* **Exercise prompt**: The records below are split into lines. How many of those lines contain the string "case"? Reply with the number only.

** START Extracted records **

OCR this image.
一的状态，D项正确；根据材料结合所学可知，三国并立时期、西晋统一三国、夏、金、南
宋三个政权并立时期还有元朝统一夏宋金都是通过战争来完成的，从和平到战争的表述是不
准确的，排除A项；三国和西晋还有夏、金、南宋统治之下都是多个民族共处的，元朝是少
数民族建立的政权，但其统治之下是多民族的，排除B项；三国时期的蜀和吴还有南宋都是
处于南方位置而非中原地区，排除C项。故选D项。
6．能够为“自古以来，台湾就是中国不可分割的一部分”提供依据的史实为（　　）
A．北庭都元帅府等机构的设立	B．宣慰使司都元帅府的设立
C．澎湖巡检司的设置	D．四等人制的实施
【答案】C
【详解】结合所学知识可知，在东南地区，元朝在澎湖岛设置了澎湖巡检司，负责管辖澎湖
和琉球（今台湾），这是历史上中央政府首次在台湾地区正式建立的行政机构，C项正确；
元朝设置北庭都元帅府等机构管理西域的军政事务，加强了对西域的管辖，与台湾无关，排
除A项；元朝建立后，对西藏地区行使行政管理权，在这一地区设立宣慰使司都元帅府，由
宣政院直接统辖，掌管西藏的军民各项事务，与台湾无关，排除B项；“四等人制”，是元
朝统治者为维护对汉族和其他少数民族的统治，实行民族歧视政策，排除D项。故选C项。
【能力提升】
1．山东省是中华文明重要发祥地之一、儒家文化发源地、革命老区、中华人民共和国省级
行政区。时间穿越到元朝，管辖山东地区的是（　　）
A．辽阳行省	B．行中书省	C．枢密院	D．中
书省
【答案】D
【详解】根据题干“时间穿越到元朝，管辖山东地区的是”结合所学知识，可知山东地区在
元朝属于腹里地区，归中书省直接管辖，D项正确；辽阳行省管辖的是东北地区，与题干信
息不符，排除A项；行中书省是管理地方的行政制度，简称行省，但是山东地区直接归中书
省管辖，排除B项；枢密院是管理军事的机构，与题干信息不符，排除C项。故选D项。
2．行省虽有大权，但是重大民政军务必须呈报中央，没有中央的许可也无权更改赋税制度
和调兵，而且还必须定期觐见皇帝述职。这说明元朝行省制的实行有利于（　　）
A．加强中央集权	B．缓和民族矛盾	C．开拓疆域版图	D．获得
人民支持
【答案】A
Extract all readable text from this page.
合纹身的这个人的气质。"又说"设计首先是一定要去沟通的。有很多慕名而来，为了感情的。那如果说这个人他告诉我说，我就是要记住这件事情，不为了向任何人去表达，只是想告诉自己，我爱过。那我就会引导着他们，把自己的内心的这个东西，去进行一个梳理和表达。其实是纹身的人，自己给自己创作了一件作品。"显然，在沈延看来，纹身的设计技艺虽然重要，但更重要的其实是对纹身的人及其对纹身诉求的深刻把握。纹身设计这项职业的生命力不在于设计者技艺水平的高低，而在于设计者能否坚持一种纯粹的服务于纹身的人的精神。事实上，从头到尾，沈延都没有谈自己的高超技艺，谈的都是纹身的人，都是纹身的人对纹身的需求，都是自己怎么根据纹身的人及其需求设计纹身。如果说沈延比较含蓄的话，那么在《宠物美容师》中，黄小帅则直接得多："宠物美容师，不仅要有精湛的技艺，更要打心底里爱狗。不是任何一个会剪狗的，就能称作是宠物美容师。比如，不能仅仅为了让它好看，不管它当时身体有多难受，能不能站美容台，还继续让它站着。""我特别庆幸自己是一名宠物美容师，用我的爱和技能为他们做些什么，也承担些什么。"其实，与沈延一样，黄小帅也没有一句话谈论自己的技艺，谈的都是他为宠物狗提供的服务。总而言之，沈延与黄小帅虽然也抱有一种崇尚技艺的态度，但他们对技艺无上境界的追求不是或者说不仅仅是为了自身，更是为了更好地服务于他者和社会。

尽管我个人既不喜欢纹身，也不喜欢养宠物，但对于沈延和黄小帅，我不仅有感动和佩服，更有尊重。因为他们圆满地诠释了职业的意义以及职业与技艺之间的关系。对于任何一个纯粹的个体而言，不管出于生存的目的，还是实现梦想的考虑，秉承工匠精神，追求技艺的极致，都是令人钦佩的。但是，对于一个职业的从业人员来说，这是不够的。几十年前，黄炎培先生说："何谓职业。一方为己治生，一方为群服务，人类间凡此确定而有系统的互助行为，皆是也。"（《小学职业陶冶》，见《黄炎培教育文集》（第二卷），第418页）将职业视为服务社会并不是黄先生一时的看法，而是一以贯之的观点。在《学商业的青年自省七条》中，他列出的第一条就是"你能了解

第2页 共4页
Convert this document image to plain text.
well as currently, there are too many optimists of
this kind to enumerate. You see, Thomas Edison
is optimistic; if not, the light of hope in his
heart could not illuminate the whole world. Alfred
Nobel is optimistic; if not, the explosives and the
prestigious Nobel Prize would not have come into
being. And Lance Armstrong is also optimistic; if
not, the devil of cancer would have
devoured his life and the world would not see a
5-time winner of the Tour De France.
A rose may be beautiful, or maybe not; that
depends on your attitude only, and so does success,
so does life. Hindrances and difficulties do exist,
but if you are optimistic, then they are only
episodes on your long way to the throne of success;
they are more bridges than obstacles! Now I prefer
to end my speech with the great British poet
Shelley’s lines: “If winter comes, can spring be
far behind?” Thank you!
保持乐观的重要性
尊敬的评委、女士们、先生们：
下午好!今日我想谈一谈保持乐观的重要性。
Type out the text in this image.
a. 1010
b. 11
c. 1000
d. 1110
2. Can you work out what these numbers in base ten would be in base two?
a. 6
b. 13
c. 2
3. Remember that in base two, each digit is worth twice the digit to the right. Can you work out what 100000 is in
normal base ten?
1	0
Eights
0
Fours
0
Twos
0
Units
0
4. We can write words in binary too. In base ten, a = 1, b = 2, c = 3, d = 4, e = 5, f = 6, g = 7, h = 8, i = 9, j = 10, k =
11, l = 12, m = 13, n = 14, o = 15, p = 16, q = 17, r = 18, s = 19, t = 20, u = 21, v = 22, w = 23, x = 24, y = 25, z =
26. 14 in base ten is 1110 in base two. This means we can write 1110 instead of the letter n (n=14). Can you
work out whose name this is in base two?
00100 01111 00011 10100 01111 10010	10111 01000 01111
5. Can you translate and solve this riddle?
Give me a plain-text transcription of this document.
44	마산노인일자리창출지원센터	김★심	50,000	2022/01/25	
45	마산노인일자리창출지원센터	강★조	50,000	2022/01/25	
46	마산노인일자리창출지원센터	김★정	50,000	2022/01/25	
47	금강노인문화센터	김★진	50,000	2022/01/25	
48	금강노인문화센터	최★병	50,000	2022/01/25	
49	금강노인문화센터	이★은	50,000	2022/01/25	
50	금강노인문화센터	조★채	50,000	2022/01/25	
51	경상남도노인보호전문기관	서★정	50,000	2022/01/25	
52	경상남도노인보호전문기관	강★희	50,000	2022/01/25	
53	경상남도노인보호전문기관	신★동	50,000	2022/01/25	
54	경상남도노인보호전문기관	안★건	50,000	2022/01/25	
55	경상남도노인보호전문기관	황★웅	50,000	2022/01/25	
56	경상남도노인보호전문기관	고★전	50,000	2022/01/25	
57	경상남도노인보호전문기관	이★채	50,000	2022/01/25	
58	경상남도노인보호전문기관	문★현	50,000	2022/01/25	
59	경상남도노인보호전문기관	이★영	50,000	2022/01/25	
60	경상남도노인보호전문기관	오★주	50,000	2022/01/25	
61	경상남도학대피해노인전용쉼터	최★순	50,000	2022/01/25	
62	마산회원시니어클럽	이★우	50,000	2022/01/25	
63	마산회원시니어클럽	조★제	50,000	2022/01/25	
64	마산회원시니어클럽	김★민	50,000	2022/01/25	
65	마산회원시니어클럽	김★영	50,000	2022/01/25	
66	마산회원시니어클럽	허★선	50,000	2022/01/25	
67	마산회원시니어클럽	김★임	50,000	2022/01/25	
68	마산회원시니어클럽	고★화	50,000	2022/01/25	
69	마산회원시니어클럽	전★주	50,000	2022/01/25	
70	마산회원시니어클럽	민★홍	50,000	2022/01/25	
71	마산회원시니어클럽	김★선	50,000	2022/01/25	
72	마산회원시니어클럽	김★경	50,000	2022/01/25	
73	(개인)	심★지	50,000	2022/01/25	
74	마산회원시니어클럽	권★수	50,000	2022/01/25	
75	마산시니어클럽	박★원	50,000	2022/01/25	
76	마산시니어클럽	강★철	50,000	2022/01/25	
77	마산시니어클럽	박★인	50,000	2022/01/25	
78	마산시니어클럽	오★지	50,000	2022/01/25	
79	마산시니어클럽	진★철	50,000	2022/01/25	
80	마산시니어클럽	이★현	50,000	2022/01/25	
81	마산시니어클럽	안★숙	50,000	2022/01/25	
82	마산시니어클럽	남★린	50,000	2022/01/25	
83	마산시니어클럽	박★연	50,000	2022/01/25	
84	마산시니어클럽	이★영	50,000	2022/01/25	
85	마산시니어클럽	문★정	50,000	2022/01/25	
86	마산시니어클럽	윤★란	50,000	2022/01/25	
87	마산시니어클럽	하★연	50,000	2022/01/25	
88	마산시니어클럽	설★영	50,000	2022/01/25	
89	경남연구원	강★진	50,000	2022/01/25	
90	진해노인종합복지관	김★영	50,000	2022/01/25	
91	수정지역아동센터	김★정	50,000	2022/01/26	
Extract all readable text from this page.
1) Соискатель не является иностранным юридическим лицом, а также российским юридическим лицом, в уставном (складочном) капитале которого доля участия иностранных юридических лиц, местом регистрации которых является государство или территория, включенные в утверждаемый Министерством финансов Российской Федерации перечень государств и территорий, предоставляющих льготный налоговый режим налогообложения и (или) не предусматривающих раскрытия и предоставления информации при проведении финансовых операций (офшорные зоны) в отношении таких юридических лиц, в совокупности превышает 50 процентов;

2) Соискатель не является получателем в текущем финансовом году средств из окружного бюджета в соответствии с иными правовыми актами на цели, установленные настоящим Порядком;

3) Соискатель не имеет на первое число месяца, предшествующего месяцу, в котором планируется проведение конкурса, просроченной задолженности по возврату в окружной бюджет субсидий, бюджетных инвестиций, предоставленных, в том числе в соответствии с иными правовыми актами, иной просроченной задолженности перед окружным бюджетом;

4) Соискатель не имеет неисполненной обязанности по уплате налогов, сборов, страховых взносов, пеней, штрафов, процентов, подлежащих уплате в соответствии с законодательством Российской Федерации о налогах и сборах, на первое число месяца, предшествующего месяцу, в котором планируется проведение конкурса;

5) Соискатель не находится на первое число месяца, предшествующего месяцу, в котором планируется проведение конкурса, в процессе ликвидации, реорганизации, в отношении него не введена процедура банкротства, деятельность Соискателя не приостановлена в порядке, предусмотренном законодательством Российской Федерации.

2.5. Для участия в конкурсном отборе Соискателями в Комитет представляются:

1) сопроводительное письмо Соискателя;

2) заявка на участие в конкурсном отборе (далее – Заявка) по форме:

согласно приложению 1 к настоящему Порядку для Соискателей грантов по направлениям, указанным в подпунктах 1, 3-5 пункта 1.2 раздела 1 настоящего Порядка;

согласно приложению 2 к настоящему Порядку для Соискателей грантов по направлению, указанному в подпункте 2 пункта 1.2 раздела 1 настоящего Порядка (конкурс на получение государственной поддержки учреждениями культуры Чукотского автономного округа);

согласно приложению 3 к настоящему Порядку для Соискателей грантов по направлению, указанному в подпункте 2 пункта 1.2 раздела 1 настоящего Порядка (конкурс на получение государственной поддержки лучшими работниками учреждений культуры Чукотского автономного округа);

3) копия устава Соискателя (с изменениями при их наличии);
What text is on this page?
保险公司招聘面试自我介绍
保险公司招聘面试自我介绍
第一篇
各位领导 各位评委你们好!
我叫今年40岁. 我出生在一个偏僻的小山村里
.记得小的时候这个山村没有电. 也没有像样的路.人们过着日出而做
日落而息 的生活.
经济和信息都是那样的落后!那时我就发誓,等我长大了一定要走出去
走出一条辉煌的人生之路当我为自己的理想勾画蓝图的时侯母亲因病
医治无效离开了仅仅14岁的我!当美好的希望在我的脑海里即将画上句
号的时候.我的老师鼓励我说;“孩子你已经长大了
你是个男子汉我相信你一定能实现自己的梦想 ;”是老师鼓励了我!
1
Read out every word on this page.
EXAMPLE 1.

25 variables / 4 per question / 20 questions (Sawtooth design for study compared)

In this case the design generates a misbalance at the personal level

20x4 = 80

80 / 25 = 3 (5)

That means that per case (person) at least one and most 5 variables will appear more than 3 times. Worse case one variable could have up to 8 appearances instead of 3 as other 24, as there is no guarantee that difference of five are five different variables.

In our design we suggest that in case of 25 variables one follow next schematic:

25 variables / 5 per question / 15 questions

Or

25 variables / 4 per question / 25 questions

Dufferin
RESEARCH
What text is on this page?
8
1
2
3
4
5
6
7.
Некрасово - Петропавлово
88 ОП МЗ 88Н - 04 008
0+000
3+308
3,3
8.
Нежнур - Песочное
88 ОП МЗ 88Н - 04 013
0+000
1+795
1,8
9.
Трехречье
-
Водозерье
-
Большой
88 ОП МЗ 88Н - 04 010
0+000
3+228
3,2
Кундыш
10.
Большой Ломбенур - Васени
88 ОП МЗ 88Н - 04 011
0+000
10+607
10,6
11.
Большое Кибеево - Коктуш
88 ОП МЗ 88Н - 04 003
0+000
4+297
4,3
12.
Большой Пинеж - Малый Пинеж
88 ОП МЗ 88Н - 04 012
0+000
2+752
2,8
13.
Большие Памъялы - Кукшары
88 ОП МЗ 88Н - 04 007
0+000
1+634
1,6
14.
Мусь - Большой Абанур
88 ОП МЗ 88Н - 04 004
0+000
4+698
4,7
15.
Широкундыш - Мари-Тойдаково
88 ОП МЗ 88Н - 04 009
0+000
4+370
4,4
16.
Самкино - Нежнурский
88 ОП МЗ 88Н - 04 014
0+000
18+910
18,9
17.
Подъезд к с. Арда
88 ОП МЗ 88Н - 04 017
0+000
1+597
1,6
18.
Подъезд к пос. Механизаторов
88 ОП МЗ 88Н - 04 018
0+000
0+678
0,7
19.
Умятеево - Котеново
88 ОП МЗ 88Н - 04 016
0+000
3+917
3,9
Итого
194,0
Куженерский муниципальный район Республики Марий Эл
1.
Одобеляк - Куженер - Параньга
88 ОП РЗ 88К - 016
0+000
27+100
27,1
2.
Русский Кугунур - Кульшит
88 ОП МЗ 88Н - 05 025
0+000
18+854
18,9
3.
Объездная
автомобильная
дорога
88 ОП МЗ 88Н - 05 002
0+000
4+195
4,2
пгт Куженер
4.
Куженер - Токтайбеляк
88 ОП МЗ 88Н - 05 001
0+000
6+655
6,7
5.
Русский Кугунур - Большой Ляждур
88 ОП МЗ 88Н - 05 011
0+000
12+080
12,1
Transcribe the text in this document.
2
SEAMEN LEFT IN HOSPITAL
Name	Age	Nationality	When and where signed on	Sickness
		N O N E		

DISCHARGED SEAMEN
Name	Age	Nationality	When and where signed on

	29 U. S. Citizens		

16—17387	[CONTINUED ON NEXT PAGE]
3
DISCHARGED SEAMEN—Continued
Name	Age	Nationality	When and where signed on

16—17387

** END Extracted records **

* **Final result**: 3